Exercise directions:
Copy the records below exactly, leaving out any pictures.

Input:
--*--
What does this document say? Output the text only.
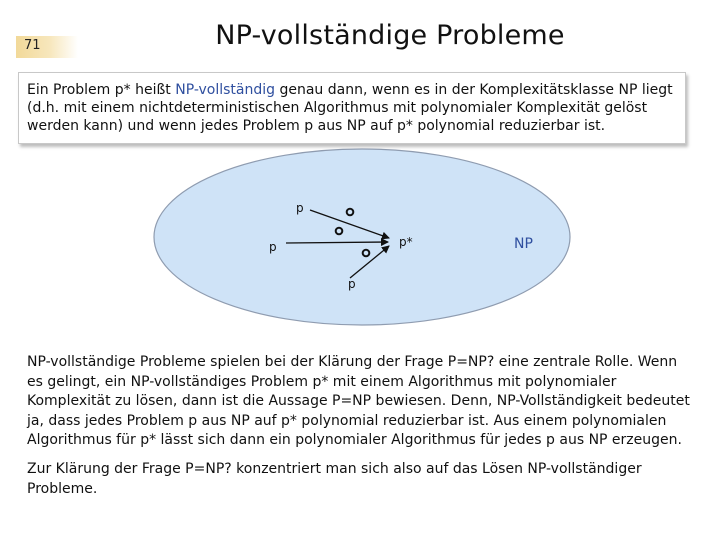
71	NP-vollständige Probleme
Ein Problem p* heißt NP-vollständig genau dann, wenn es in der Komplexitätsklasse NP liegt (d.h. mit einem nichtdeterministischen Algorithmus mit polynomialer Komplexität gelöst werden kann) und wenn jedes Problem p aus NP auf p* polynomial reduzierbar ist.
p
p
p
p*	NP
NP-vollständige Probleme spielen bei der Klärung der Frage P=NP? eine zentrale Rolle. Wenn es gelingt, ein NP-vollständiges Problem p* mit einem Algorithmus mit polynomialer Komplexität zu lösen, dann ist die Aussage P=NP bewiesen. Denn, NP-Vollständigkeit bedeutet ja, dass jedes Problem p aus NP auf p* polynomial reduzierbar ist. Aus einem polynomialen Algorithmus für p* lässt sich dann ein polynomialer Algorithmus für jedes p aus NP erzeugen.
Zur Klärung der Frage P=NP? konzentriert man sich also auf das Lösen NP-vollständiger Probleme.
--*--
Task solution:
What does this document say? Output the text only.
71	NP-vollständige Probleme
Ein Problem p* heißt NP-vollständig genau dann, wenn es in der Komplexitätsklasse NP liegt (d.h. mit einem nichtdeterministischen Algorithmus mit polynomialer Komplexität gelöst werden kann) und wenn jedes Problem p aus NP auf p* polynomial reduzierbar ist.
p
p
p
p*	NP
NP-vollständige Probleme spielen bei der Klärung der Frage P=NP? eine zentrale Rolle. Wenn es gelingt, ein NP-vollständiges Problem p* mit einem Algorithmus mit polynomialer Komplexität zu lösen, dann ist die Aussage P=NP bewiesen. Denn, NP-Vollständigkeit bedeutet ja, dass jedes Problem p aus NP auf p* polynomial reduzierbar ist. Aus einem polynomialen Algorithmus für p* lässt sich dann ein polynomialer Algorithmus für jedes p aus NP erzeugen.
Zur Klärung der Frage P=NP? konzentriert man sich also auf das Lösen NP-vollständiger Probleme.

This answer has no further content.